* _Given exercise_: Please copy the data below word for word, beginning at the line containing "List all visible" and continuing through the line containing "site-3-marker — [720, 165, 730, 175]".

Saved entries
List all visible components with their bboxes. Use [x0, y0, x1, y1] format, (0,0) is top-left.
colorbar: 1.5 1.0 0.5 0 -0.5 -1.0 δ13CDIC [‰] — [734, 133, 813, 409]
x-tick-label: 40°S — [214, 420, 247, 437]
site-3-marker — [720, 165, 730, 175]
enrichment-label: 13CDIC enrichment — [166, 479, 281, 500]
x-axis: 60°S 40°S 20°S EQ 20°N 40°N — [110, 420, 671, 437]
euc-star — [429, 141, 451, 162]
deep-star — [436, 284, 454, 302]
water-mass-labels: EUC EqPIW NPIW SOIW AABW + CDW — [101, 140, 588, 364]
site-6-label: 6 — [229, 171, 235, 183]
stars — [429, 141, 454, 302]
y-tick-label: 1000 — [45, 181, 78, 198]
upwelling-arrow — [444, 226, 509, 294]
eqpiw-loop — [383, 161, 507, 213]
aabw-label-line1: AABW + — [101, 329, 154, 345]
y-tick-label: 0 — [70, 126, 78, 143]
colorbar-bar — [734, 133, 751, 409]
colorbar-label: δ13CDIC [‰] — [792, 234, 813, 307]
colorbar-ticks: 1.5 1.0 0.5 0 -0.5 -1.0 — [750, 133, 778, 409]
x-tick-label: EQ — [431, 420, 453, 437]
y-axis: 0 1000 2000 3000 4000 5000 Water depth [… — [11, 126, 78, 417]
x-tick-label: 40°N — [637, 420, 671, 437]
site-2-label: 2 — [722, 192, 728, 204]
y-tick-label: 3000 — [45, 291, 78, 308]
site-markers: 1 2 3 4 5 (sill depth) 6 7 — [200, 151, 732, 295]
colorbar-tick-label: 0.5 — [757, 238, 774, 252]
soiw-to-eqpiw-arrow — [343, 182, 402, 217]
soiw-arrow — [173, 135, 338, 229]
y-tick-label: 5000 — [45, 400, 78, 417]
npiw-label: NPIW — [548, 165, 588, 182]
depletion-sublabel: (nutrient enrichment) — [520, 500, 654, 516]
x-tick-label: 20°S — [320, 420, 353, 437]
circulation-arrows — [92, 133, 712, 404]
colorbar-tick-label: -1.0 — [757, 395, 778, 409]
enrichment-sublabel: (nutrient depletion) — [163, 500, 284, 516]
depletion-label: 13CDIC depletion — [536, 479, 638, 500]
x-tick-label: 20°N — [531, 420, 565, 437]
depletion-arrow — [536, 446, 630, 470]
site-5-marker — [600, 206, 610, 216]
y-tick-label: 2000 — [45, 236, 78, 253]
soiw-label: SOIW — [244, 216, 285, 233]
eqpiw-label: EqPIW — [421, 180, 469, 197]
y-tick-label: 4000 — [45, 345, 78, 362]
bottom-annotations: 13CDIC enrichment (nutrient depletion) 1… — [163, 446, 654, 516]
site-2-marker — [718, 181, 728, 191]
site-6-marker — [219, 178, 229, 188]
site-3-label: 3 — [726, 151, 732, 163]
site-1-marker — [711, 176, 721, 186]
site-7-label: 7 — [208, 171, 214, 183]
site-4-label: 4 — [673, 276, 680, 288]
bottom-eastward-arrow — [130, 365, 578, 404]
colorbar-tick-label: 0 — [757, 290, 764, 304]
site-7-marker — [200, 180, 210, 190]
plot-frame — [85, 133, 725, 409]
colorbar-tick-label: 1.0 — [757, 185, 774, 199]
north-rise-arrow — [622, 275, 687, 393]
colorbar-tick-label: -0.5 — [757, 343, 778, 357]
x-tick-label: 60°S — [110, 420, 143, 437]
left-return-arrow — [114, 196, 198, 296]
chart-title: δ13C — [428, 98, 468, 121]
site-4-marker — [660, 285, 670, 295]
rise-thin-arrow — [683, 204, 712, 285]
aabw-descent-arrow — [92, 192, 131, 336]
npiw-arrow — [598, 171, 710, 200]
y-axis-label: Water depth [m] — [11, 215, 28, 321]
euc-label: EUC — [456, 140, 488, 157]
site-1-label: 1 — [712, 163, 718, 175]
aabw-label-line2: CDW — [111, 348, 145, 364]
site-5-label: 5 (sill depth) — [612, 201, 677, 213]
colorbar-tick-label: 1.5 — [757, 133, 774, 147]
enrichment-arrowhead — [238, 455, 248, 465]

==

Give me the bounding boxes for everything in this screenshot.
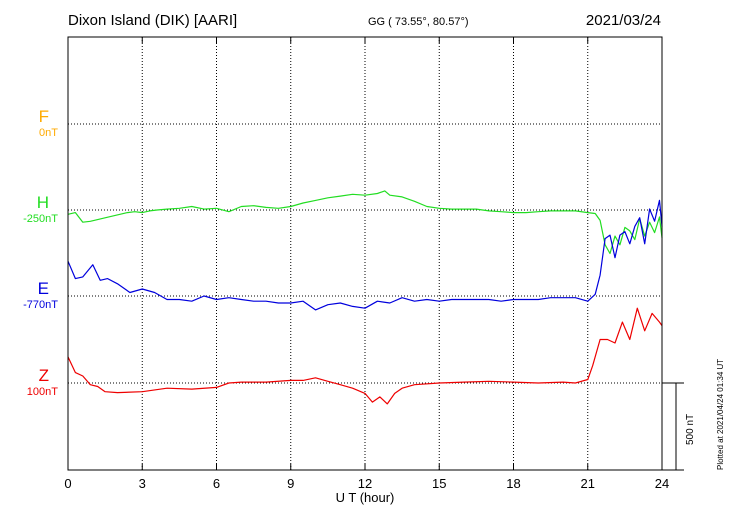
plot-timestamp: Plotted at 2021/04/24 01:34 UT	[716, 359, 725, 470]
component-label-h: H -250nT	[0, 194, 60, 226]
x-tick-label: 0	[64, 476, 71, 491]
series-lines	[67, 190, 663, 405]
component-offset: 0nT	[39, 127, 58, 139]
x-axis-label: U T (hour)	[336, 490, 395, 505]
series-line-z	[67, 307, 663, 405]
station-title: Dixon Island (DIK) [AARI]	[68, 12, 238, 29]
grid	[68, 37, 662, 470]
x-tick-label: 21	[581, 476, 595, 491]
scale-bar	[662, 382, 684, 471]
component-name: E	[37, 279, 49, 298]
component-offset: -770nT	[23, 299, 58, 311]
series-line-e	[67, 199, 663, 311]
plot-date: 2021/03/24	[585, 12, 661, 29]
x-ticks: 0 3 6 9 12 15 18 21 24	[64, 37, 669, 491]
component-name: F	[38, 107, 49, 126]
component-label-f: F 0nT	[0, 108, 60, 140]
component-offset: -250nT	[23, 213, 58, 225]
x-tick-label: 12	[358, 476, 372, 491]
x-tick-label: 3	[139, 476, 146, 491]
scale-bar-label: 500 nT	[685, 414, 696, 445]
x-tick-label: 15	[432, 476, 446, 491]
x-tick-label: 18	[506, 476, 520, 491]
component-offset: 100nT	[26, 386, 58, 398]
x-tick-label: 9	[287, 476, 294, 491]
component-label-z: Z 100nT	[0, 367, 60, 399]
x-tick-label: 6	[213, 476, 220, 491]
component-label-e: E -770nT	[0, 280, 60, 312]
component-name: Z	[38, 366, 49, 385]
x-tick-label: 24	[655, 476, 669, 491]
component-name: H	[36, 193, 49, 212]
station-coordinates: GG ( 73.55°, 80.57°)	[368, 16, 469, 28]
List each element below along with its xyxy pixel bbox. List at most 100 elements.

...

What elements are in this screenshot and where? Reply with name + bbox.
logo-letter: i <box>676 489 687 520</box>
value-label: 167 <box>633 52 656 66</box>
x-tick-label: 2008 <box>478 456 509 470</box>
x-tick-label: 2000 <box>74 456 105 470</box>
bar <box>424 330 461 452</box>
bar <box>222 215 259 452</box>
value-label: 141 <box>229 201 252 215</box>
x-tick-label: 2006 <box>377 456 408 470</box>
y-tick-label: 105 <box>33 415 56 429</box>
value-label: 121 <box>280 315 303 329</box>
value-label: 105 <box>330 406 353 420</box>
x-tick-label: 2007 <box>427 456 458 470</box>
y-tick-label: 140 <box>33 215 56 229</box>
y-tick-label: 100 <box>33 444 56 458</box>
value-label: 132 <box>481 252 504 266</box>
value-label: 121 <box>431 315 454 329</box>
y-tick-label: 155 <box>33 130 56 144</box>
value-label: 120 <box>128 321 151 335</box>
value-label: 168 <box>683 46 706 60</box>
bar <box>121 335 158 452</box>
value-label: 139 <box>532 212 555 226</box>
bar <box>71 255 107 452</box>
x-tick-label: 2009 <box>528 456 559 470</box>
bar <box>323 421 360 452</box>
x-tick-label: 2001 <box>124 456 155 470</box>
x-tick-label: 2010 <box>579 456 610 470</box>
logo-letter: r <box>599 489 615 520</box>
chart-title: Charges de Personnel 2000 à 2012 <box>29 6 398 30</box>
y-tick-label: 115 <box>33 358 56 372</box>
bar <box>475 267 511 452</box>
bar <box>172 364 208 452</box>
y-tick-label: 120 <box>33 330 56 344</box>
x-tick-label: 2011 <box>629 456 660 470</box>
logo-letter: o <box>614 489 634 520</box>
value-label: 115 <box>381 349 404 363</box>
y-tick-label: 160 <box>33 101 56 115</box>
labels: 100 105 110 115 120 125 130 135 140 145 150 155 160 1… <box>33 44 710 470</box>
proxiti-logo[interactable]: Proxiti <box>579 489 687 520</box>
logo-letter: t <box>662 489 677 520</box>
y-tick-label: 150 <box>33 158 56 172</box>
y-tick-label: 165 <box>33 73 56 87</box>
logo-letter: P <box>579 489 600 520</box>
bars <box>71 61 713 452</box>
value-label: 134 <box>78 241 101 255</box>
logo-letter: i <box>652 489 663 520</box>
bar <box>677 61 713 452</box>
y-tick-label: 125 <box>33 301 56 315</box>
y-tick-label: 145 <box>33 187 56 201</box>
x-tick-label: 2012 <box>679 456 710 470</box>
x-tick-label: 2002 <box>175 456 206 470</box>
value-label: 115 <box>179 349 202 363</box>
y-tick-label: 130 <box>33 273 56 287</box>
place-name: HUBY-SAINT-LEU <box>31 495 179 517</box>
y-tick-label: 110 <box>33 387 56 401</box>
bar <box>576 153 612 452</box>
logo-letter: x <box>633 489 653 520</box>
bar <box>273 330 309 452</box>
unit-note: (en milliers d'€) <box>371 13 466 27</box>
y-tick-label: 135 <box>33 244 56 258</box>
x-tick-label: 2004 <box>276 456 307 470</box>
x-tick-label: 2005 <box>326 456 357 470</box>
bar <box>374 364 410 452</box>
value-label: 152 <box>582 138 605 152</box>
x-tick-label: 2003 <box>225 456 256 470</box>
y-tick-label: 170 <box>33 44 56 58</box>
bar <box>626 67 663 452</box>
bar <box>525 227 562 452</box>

* _Solution to the exercise_:
List all visible components with their bboxes. Use [x0, y0, x1, y1] format, (0,0) is top-left.
colorbar: 1.5 1.0 0.5 0 -0.5 -1.0 δ13CDIC [‰] — [734, 133, 813, 409]
x-tick-label: 40°S — [214, 420, 247, 437]
site-3-marker — [720, 165, 730, 175]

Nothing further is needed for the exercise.